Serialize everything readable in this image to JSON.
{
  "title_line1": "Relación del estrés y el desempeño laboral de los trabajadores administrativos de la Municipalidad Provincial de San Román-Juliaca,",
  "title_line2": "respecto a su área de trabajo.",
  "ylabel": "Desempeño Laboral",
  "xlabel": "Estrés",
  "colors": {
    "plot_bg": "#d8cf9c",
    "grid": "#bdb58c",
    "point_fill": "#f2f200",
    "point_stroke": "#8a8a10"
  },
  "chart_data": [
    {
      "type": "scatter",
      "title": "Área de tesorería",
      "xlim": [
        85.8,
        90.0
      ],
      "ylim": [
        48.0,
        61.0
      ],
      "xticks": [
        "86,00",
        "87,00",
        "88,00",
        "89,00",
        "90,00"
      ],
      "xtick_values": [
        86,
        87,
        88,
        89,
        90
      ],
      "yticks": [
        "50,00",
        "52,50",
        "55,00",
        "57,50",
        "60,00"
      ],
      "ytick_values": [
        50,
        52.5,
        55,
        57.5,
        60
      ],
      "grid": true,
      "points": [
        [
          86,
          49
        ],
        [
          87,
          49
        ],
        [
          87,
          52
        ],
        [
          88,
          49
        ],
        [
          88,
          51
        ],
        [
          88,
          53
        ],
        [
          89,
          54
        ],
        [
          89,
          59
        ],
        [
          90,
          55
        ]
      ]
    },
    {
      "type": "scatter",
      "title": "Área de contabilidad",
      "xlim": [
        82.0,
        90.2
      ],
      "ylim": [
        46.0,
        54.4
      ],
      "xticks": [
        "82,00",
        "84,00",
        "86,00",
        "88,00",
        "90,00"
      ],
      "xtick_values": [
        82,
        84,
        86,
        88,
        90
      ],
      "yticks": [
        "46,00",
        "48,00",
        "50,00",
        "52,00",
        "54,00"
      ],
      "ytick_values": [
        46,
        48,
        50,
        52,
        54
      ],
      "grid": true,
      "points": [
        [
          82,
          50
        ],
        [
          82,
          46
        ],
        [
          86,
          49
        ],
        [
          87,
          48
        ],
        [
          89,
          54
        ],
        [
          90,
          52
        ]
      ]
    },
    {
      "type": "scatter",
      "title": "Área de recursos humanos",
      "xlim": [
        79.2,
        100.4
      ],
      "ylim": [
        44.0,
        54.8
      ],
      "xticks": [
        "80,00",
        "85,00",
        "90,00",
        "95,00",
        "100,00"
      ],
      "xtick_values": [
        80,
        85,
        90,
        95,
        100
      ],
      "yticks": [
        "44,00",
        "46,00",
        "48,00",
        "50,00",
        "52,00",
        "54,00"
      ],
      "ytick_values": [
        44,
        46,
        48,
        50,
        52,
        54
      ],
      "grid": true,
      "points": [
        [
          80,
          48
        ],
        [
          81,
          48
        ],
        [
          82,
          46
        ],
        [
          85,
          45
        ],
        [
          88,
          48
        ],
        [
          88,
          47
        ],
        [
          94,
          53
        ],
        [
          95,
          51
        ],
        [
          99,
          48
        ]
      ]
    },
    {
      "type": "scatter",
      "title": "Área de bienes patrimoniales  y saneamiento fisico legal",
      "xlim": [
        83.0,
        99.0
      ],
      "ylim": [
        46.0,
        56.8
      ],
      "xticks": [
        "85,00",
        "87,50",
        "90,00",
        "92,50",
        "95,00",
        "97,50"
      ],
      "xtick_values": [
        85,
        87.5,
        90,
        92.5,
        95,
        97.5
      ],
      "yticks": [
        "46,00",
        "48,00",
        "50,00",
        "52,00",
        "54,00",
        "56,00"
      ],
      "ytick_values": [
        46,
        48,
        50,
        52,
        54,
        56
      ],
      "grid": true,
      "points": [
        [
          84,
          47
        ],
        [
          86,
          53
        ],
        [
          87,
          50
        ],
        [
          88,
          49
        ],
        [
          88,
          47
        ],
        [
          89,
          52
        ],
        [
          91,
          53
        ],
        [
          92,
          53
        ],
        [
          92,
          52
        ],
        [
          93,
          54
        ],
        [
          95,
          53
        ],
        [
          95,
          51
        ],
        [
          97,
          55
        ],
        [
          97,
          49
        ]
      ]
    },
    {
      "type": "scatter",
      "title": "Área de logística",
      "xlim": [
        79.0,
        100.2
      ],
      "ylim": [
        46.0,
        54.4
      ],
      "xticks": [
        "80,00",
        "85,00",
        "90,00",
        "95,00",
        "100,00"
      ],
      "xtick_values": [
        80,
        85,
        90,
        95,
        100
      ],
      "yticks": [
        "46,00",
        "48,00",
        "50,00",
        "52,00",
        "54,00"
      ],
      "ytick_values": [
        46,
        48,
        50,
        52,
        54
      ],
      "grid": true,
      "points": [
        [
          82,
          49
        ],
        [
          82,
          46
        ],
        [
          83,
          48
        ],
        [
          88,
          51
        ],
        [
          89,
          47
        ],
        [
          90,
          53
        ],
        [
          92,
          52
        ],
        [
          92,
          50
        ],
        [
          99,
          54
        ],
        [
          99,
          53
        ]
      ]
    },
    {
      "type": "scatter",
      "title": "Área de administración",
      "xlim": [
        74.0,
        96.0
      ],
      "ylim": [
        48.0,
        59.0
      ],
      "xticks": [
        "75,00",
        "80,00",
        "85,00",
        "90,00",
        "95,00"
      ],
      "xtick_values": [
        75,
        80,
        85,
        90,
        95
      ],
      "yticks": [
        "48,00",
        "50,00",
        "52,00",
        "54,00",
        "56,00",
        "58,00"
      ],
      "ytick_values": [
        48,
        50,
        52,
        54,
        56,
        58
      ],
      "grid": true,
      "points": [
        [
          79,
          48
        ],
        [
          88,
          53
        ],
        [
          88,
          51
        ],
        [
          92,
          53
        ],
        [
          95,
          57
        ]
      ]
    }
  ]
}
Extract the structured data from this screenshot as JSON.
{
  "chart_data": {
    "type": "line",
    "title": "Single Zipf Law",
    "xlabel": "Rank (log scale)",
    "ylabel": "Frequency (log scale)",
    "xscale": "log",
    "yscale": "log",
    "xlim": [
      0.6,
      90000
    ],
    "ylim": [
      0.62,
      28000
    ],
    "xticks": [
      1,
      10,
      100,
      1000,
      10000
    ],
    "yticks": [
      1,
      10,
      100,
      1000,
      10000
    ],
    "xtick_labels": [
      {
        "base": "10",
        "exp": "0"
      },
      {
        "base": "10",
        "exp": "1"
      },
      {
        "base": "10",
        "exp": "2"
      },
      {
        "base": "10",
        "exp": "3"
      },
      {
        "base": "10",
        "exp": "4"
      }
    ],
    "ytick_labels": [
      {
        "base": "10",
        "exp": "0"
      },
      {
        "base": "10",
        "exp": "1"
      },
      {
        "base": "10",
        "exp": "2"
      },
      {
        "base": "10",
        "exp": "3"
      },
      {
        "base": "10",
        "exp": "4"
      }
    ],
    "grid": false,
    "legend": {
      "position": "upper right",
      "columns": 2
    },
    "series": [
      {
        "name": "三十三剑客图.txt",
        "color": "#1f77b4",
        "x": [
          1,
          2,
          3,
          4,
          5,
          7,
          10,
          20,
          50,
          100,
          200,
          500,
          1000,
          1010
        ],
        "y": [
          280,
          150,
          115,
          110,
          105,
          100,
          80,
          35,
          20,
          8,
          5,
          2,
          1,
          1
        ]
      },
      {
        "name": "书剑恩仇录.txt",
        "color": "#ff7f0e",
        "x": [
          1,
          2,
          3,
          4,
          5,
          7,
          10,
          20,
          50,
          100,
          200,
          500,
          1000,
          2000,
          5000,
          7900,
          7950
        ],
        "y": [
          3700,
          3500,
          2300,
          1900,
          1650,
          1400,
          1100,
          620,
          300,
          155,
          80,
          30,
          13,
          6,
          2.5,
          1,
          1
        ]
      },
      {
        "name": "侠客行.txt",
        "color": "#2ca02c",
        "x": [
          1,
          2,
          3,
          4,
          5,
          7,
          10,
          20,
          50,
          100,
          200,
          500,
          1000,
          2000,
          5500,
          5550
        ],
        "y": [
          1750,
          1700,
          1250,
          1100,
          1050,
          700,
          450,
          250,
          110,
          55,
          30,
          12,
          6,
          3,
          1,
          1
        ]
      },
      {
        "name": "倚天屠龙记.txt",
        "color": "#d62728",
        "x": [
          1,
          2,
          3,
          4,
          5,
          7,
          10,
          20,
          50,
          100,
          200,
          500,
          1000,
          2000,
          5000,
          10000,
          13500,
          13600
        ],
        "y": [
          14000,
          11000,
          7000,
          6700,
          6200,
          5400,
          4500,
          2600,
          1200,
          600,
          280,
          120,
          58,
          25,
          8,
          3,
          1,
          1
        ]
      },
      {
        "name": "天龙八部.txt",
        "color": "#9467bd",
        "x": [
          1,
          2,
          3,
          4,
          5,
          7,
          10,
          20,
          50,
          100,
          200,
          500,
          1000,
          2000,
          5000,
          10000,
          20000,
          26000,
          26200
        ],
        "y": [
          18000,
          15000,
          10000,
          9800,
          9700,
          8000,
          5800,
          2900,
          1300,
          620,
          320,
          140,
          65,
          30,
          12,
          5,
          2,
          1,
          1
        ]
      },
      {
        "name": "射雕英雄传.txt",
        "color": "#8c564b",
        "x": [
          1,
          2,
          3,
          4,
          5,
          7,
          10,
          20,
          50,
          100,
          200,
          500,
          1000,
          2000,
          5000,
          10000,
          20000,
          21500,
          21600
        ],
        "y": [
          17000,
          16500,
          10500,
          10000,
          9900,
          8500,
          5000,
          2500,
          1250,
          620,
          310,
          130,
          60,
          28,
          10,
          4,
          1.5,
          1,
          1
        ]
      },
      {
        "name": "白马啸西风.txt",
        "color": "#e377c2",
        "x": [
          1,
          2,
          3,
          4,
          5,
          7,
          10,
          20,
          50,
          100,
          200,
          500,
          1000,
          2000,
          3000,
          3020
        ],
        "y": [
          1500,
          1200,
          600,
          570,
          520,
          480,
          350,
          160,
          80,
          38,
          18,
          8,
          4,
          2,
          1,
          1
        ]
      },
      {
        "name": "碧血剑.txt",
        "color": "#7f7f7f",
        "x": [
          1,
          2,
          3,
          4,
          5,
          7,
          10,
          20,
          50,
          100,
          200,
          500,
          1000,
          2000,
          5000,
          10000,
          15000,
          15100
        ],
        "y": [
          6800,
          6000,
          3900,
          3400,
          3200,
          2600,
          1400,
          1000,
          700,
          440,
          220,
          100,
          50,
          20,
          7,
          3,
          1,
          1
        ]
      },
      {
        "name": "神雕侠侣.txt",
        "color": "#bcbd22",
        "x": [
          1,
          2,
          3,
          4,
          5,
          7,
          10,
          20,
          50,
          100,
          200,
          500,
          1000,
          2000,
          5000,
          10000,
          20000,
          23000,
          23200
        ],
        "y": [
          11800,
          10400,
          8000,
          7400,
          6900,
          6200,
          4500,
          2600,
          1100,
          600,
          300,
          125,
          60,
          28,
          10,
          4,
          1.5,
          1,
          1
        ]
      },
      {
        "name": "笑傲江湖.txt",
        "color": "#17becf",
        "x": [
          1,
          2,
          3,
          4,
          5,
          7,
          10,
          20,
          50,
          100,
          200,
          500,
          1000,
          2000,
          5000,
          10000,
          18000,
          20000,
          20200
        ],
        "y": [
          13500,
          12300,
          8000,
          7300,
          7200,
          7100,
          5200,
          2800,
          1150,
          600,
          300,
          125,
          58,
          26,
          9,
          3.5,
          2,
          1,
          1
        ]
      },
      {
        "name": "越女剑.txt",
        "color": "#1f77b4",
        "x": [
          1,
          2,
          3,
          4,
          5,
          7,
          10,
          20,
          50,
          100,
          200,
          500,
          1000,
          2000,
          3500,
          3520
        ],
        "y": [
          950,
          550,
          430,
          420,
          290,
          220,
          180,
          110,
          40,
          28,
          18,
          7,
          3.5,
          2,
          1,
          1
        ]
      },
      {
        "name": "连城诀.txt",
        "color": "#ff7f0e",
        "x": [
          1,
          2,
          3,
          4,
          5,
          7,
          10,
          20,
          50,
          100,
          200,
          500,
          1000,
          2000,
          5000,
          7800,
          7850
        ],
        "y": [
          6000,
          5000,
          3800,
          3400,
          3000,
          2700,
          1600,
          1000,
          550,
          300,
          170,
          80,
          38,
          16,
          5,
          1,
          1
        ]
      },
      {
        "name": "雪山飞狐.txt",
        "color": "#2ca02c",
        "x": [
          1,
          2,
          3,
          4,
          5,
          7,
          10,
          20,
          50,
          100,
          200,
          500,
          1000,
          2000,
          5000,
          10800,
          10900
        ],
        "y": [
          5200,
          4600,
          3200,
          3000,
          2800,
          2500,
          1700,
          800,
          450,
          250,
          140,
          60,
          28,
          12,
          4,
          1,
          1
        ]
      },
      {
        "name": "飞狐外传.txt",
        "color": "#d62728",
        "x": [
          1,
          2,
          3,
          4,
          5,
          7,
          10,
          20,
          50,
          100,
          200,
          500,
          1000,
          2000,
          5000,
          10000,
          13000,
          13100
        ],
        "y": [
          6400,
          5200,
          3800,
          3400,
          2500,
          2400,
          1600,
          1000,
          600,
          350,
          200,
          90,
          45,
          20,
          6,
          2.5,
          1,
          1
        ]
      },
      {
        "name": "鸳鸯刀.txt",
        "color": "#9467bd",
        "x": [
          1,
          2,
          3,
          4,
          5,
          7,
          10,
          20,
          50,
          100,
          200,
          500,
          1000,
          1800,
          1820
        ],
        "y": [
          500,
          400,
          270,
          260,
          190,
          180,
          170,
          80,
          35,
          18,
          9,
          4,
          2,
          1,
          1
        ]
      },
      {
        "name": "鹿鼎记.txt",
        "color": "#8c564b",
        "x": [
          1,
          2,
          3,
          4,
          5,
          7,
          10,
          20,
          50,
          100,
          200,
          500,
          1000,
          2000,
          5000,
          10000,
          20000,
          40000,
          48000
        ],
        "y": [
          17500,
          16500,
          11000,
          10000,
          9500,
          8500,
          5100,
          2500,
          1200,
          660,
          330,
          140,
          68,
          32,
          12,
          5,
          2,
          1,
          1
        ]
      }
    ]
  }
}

Requirements: Return each full line of the entries that contains the word "ylabel".

Expected output:
  "ylabel": "Desempeño Laboral",
    "ylabel": "Frequency (log scale)",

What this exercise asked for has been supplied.